Actions to take:
**a.** List every distinct word in the exchange on regeneracy and knowledge that contains the letters "regenera", each written once.
**b.** Please repeat the exchange on regeneracy and knowledge word for word, from "And *that* is" to "Ryan said...".
**c.** Carry on the exchange on regeneracy and knowledge from the point where it stops.
═════ Source
Anyway, I note with pleasure you've applied your argument (okay again let it pass that you're not using exactly the correct terms) to yourself and following the reductio conclude that you are regenerate. You've done this as a reader of your own argument. Bravo. Now, my point has been this all along: given the force of your argument/reductio, your conclusion applies to me or him or anyone just as it applied to you. No matter who takes it up or to who it applies (and are in the position of skeptic as you say), will come out regenerate due to the force of the argument/reductio.
-If you are unregenerate then you don't know anything.
Assert the antecedent and you get a reductio therefore you are regenerate.

And *that* is absurd since it makes unregeneracy impossible (no apologetics needed afterall).

On a deeper level, it turns out that your argument is itself a reductio of your core definition which conditions knowledge on regeneracy. That and whatever that comes from must be jettisoned. Until you do that you will always have this absurdity looking you squarely in the face, even if you choose not to regard it.

Happy new year.

Ryan said...

You understand how parity of reasoning works, right? If self-admitted skeptics needn't possess knowledge, then unregenerates, given their position logically leads to skepticism, likewise needn't possess knowledge. So the question becomes whether they do, in fact, possess knowledge. My argument leads to the conclusion that no, they don't. If you can grasp that, then you should be able to grasp your criticism fails.

"No matter who takes it up or to who it applies (and are in the position of skeptic as you say), will come out regenerate due to the force of the argument/reductio."

I already went over this. If you did not catch it:

You wrote: "Now, you have admitted that it is indeed self defeating for him - so what exactly is self defeating for him? The conclusion that he does not know anything. By your own method (reductio) the premise that he is unregenerate is to be rejected."

I replied: //But he doesn't reject it. If he does, he has to further accept the gospel to maintain consistency. When he doesn't do the latter, he is still inconsistent and so still holds to a self-defeating worldview.//

A person has to accept the idea he is regenerate to maintain the possibility of knowledge - the other route indeed leads to his having no knowledge, which is the thrust of the argument. But unless he accepts the other necessary conditions attached to this, including his being a believer, then it does the respondent no good.
══════════
═════ Data extract
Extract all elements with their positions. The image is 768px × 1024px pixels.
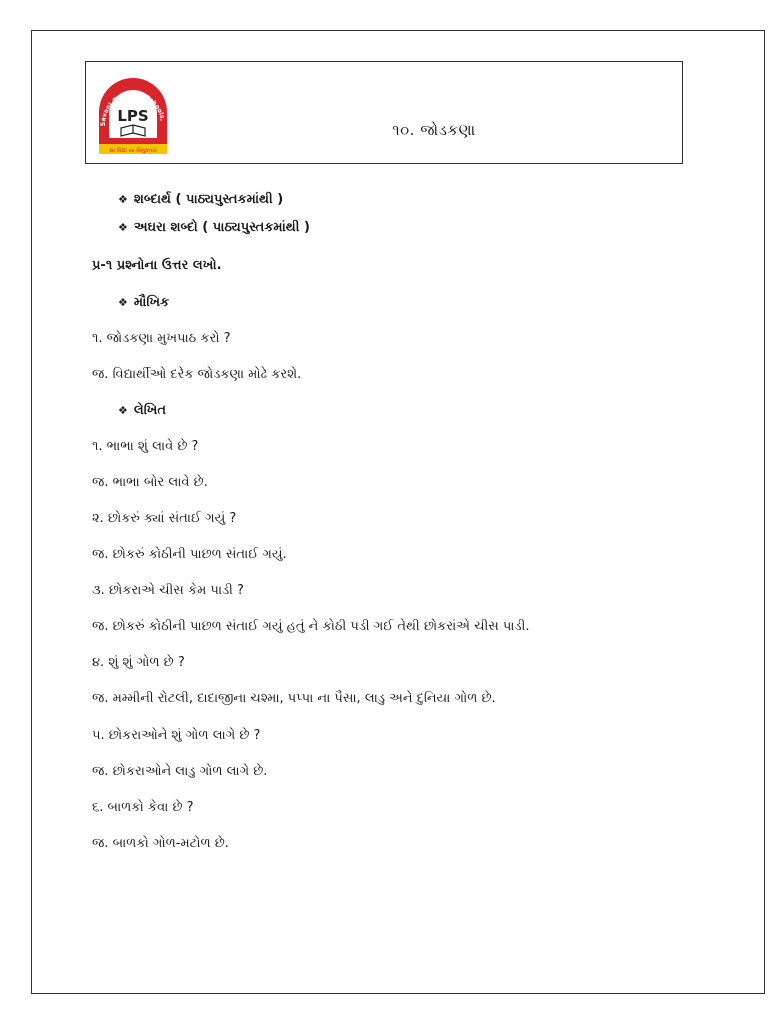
══════════
Task-by-task answers:
**a.**
regenerate
unregenerate
unregeneracy
regeneracy
unregenerates

**b.**
And *that* is absurd since it makes unregeneracy impossible (no apologetics needed afterall).

On a deeper level, it turns out that your argument is itself a reductio of your core definition which conditions knowledge on regeneracy. That and whatever that comes from must be jettisoned. Until you do that you will always have this absurdity looking you squarely in the face, even if you choose not to regard it.

Happy new year.

Ryan said...

**c.**
It'd be like saying "I accept the laws of logic but reject the principles of language." In such a case, does my position allow me to know anything? Nope. Language is just as must a necessary precondition for knowledge as is logic. So too with acceptance of the gospel and regeneracy. You can't have it half-way.

So that you think this makes apologetics unneeded just demonstrates you aren't following my arguments.

Happy New Year to you as well.

Anonymous said...

My argument leads to the conclusion that no, they don't.

umm actually your argument continues on to showing that not knowing anything is absurd, etc...

"which is the thrust of the argument."

Unfortunately that's false. The thrust of your argument is that if you are unregenerate then you don't know anything, which is shown to be absurd because self-defeating. Your argument proves that unregeneracy is impossible. That's the thrust logically of your argument as stated -whether you like it or not.
Thx

Anonymous said...

If A therefore B,
so, not B therefore not A

If you are unregenerate then you don't know anything

but the consequent is false due to self-defeating absurdity, therefore the premise is false as well.

assert the antecedent - you are unregenerate - and it follows necessarily that you are not unregenerate by the valid argument form (modus tollens).

upshot: you cannot assert unregeneracy without absurdity, and, by the terms of this argument, neither can anyone else. Thrust: unregeneracy is impossible.

Thx.

Ryan said...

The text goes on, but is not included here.